▶ CHALLENGE: Transcribe the material below exactly as it appears.

▶ INPUT:

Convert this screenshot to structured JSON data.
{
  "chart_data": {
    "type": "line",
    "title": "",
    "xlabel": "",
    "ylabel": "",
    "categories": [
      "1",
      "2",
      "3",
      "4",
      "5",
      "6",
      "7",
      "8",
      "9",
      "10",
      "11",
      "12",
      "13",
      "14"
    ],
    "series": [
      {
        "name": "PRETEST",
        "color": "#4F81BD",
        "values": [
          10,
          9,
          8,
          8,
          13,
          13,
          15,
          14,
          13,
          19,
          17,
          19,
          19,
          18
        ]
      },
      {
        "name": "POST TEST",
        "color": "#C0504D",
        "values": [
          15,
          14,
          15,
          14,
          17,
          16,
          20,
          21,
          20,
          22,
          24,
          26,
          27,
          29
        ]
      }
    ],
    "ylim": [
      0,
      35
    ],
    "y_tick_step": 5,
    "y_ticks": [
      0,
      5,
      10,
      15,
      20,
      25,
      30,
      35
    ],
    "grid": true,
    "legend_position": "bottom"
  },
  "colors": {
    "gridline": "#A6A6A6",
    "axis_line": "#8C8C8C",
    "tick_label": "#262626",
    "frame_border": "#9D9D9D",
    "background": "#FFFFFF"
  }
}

▶ EXERCISE RESULT:
Convert this screenshot to structured JSON data.
{
  "chart_data": {
    "type": "line",
    "title": "",
    "xlabel": "",
    "ylabel": "",
    "categories": [
      "1",
      "2",
      "3",
      "4",
      "5",
      "6",
      "7",
      "8",
      "9",
      "10",
      "11",
      "12",
      "13",
      "14"
    ],
    "series": [
      {
        "name": "PRETEST",
        "color": "#4F81BD",
        "values": [
          10,
          9,
          8,
          8,
          13,
          13,
          15,
          14,
          13,
          19,
          17,
          19,
          19,
          18
        ]
      },
      {
        "name": "POST TEST",
        "color": "#C0504D",
        "values": [
          15,
          14,
          15,
          14,
          17,
          16,
          20,
          21,
          20,
          22,
          24,
          26,
          27,
          29
        ]
      }
    ],
    "ylim": [
      0,
      35
    ],
    "y_tick_step": 5,
    "y_ticks": [
      0,
      5,
      10,
      15,
      20,
      25,
      30,
      35
    ],
    "grid": true,
    "legend_position": "bottom"
  },
  "colors": {
    "gridline": "#A6A6A6",
    "axis_line": "#8C8C8C",
    "tick_label": "#262626",
    "frame_border": "#9D9D9D",
    "background": "#FFFFFF"
  }
}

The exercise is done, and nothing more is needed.